_Try it_. Each line of the data that mentions the string "Galectin" needs to be identified and copied.

(Figure record listings)
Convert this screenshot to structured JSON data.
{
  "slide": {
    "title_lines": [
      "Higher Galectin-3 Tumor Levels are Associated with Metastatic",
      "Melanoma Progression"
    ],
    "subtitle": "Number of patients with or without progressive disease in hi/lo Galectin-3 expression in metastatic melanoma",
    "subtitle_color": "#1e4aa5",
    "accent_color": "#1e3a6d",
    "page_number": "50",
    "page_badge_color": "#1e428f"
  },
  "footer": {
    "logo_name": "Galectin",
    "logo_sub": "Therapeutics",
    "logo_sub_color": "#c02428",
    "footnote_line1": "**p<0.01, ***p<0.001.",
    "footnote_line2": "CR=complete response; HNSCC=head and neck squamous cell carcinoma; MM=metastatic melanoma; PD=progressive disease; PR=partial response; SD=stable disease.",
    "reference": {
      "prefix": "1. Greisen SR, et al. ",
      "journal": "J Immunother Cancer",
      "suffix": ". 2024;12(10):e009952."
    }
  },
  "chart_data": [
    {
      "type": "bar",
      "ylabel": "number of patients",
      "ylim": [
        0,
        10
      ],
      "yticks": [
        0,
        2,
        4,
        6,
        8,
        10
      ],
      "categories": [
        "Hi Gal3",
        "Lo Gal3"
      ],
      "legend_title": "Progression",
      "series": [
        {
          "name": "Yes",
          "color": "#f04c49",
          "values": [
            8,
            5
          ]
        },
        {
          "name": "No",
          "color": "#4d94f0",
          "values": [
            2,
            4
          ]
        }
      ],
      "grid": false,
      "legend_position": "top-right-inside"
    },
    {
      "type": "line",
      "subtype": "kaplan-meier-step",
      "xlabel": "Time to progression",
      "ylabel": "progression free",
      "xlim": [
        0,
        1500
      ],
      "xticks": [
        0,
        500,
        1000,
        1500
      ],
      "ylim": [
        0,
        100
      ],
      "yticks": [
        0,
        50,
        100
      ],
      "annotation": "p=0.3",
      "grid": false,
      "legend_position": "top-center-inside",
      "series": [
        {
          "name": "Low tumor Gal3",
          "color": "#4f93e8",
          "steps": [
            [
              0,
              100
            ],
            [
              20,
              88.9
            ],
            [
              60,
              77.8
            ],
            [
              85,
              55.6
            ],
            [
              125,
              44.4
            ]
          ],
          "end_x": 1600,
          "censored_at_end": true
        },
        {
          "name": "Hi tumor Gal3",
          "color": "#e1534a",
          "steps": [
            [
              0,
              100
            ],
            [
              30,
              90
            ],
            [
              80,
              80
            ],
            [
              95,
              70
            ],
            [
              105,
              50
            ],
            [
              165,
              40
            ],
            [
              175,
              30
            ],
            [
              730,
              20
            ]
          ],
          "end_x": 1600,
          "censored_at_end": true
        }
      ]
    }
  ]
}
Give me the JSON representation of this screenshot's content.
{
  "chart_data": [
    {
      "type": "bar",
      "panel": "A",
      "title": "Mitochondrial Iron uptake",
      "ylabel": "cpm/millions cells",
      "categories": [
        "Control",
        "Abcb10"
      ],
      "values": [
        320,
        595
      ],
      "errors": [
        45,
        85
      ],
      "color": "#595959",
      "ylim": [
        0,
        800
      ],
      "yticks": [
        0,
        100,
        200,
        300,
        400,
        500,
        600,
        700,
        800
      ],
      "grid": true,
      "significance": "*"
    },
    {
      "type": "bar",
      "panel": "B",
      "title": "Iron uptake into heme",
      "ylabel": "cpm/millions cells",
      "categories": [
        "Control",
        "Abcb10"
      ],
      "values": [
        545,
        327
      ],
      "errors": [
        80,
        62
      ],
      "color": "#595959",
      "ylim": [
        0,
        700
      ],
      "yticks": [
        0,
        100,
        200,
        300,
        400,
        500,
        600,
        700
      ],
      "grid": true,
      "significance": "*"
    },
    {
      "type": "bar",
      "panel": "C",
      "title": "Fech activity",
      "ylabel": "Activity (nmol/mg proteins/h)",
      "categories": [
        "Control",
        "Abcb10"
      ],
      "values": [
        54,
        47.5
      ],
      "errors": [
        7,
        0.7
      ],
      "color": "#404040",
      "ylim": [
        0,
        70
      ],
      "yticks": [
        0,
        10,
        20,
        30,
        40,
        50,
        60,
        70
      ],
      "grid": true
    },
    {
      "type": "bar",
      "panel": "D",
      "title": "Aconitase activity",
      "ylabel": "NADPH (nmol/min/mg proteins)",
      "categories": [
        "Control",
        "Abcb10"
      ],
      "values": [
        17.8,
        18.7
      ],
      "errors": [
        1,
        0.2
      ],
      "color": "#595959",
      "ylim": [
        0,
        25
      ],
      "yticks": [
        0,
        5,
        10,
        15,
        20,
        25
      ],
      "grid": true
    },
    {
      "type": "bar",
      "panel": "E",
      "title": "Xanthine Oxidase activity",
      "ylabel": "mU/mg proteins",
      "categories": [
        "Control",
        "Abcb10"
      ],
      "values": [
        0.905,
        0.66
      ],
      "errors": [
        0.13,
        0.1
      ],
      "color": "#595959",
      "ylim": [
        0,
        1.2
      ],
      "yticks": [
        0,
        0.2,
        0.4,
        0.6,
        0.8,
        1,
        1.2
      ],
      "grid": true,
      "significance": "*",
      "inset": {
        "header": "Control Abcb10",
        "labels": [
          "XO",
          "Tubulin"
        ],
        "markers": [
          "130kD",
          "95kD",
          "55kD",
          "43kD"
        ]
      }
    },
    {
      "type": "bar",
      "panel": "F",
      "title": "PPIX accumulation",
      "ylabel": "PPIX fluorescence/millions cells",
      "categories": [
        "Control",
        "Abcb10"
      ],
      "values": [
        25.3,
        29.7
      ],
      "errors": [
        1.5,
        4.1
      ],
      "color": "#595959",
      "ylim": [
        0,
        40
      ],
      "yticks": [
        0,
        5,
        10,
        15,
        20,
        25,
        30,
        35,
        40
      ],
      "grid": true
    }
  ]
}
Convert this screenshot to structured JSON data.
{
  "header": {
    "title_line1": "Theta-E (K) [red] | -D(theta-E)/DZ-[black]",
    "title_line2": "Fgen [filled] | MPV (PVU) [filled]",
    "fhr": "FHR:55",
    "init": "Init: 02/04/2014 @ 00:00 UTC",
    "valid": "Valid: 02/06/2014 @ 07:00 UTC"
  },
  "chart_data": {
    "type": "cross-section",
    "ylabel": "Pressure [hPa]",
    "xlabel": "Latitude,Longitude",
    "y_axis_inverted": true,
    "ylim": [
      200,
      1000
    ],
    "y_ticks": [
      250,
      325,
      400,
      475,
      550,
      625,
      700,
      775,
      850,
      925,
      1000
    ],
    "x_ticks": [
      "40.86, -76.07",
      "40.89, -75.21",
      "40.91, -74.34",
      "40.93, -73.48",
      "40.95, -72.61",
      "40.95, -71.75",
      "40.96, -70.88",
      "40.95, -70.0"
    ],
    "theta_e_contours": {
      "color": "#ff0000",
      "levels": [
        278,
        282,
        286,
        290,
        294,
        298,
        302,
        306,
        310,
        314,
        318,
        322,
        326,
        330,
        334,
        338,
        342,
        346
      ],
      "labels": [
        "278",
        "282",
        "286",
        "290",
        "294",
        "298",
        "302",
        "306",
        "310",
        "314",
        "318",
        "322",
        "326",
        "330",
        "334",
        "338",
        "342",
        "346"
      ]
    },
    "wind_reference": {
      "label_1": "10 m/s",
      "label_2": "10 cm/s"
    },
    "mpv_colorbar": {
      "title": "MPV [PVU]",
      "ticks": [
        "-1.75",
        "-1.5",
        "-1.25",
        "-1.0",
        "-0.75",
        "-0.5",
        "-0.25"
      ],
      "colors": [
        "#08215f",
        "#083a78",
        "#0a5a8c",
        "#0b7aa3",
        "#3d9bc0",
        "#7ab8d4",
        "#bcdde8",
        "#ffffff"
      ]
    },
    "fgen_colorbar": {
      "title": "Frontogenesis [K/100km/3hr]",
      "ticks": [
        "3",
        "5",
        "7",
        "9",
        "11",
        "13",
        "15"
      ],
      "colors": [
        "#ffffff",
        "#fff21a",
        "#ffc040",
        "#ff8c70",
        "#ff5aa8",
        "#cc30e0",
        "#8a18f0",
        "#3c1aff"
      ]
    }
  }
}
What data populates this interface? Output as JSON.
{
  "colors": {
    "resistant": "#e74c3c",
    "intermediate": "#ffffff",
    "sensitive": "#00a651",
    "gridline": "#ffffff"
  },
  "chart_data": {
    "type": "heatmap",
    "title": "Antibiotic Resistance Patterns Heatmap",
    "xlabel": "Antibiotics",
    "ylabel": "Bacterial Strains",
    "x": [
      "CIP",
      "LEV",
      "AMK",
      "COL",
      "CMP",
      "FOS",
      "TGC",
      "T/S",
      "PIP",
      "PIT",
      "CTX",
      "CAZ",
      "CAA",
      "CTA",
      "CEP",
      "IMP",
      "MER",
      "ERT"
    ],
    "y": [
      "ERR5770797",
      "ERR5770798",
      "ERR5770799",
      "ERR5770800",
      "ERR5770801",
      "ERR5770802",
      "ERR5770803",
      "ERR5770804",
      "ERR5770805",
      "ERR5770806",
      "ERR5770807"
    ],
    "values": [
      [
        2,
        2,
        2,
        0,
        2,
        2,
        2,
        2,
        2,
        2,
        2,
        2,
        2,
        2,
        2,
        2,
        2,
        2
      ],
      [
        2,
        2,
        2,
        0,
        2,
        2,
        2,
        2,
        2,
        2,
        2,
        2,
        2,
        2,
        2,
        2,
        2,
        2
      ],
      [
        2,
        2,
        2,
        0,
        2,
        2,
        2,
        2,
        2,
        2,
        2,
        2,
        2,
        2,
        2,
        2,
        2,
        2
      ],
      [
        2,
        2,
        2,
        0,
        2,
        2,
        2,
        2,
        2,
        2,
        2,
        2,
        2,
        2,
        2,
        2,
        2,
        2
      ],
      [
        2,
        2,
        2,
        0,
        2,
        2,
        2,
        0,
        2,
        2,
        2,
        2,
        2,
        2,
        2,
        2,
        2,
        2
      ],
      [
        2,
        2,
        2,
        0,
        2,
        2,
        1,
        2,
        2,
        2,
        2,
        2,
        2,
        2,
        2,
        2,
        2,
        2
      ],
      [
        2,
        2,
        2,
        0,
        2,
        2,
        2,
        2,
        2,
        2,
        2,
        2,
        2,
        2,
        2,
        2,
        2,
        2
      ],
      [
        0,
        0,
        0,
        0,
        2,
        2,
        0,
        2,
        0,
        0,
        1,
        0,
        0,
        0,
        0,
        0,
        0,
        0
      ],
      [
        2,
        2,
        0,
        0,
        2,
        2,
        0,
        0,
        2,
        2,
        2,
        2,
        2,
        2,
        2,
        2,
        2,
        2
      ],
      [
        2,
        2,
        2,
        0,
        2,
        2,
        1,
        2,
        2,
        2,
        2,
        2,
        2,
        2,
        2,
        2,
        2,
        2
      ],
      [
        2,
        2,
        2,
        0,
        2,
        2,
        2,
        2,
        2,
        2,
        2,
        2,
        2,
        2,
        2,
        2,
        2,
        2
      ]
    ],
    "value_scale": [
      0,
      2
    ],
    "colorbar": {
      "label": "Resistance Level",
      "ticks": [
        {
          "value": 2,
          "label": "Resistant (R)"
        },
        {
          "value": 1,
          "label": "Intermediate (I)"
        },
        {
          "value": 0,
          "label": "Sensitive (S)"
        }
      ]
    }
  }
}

_Answer to this problem_.
      "Higher Galectin-3 Tumor Levels are Associated with Metastatic",
    "subtitle": "Number of patients with or without progressive disease in hi/lo Galectin-3 expression in metastatic melanoma",
    "logo_name": "Galectin",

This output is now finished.